AIM OF THE EXERCISE | Without omitting anything, return the records precisely as given.

Dataset rows |

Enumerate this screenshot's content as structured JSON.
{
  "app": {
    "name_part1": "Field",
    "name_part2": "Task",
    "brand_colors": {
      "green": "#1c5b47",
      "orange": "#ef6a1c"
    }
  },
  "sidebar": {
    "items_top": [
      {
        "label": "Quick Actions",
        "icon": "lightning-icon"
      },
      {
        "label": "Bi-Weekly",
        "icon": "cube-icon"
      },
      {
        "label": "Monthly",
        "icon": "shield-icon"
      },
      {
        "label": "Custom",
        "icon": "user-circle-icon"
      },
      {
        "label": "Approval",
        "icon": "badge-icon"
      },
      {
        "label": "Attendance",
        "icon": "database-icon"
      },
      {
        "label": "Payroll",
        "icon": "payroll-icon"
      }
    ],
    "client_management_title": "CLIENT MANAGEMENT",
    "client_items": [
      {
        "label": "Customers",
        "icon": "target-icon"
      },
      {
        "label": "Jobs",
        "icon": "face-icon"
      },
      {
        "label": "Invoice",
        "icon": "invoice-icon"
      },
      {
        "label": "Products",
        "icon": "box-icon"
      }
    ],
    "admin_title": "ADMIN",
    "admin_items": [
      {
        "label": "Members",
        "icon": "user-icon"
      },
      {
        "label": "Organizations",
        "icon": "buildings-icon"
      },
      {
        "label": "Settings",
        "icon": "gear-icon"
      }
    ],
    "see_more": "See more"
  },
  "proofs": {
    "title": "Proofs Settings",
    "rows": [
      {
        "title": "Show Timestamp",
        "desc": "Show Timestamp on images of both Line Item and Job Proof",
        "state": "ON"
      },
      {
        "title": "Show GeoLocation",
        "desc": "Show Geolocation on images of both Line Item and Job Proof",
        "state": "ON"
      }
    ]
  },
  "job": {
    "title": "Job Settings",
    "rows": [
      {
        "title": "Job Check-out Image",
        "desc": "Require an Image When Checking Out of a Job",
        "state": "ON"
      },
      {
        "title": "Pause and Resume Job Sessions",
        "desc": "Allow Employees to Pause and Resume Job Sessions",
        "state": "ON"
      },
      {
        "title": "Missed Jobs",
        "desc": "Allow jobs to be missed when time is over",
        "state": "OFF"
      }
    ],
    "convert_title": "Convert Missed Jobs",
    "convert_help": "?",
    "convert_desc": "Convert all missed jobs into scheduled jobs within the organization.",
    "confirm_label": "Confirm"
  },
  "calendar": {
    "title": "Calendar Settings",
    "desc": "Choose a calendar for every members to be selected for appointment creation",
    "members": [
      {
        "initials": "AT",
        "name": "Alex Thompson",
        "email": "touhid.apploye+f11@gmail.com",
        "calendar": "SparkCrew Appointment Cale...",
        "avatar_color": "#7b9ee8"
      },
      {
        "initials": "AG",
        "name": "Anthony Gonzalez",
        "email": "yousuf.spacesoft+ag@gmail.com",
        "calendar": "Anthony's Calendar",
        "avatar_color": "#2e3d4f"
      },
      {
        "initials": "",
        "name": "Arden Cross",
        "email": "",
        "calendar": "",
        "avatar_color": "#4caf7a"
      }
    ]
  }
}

FULL SOLUTION |
Enumerate this screenshot's content as structured JSON.
{
  "app": {
    "name_part1": "Field",
    "name_part2": "Task",
    "brand_colors": {
      "green": "#1c5b47",
      "orange": "#ef6a1c"
    }
  },
  "sidebar": {
    "items_top": [
      {
        "label": "Quick Actions",
        "icon": "lightning-icon"
      },
      {
        "label": "Bi-Weekly",
        "icon": "cube-icon"
      },
      {
        "label": "Monthly",
        "icon": "shield-icon"
      },
      {
        "label": "Custom",
        "icon": "user-circle-icon"
      },
      {
        "label": "Approval",
        "icon": "badge-icon"
      },
      {
        "label": "Attendance",
        "icon": "database-icon"
      },
      {
        "label": "Payroll",
        "icon": "payroll-icon"
      }
    ],
    "client_management_title": "CLIENT MANAGEMENT",
    "client_items": [
      {
        "label": "Customers",
        "icon": "target-icon"
      },
      {
        "label": "Jobs",
        "icon": "face-icon"
      },
      {
        "label": "Invoice",
        "icon": "invoice-icon"
      },
      {
        "label": "Products",
        "icon": "box-icon"
      }
    ],
    "admin_title": "ADMIN",
    "admin_items": [
      {
        "label": "Members",
        "icon": "user-icon"
      },
      {
        "label": "Organizations",
        "icon": "buildings-icon"
      },
      {
        "label": "Settings",
        "icon": "gear-icon"
      }
    ],
    "see_more": "See more"
  },
  "proofs": {
    "title": "Proofs Settings",
    "rows": [
      {
        "title": "Show Timestamp",
        "desc": "Show Timestamp on images of both Line Item and Job Proof",
        "state": "ON"
      },
      {
        "title": "Show GeoLocation",
        "desc": "Show Geolocation on images of both Line Item and Job Proof",
        "state": "ON"
      }
    ]
  },
  "job": {
    "title": "Job Settings",
    "rows": [
      {
        "title": "Job Check-out Image",
        "desc": "Require an Image When Checking Out of a Job",
        "state": "ON"
      },
      {
        "title": "Pause and Resume Job Sessions",
        "desc": "Allow Employees to Pause and Resume Job Sessions",
        "state": "ON"
      },
      {
        "title": "Missed Jobs",
        "desc": "Allow jobs to be missed when time is over",
        "state": "OFF"
      }
    ],
    "convert_title": "Convert Missed Jobs",
    "convert_help": "?",
    "convert_desc": "Convert all missed jobs into scheduled jobs within the organization.",
    "confirm_label": "Confirm"
  },
  "calendar": {
    "title": "Calendar Settings",
    "desc": "Choose a calendar for every members to be selected for appointment creation",
    "members": [
      {
        "initials": "AT",
        "name": "Alex Thompson",
        "email": "touhid.apploye+f11@gmail.com",
        "calendar": "SparkCrew Appointment Cale...",
        "avatar_color": "#7b9ee8"
      },
      {
        "initials": "AG",
        "name": "Anthony Gonzalez",
        "email": "yousuf.spacesoft+ag@gmail.com",
        "calendar": "Anthony's Calendar",
        "avatar_color": "#2e3d4f"
      },
      {
        "initials": "",
        "name": "Arden Cross",
        "email": "",
        "calendar": "",
        "avatar_color": "#4caf7a"
      }
    ]
  }
}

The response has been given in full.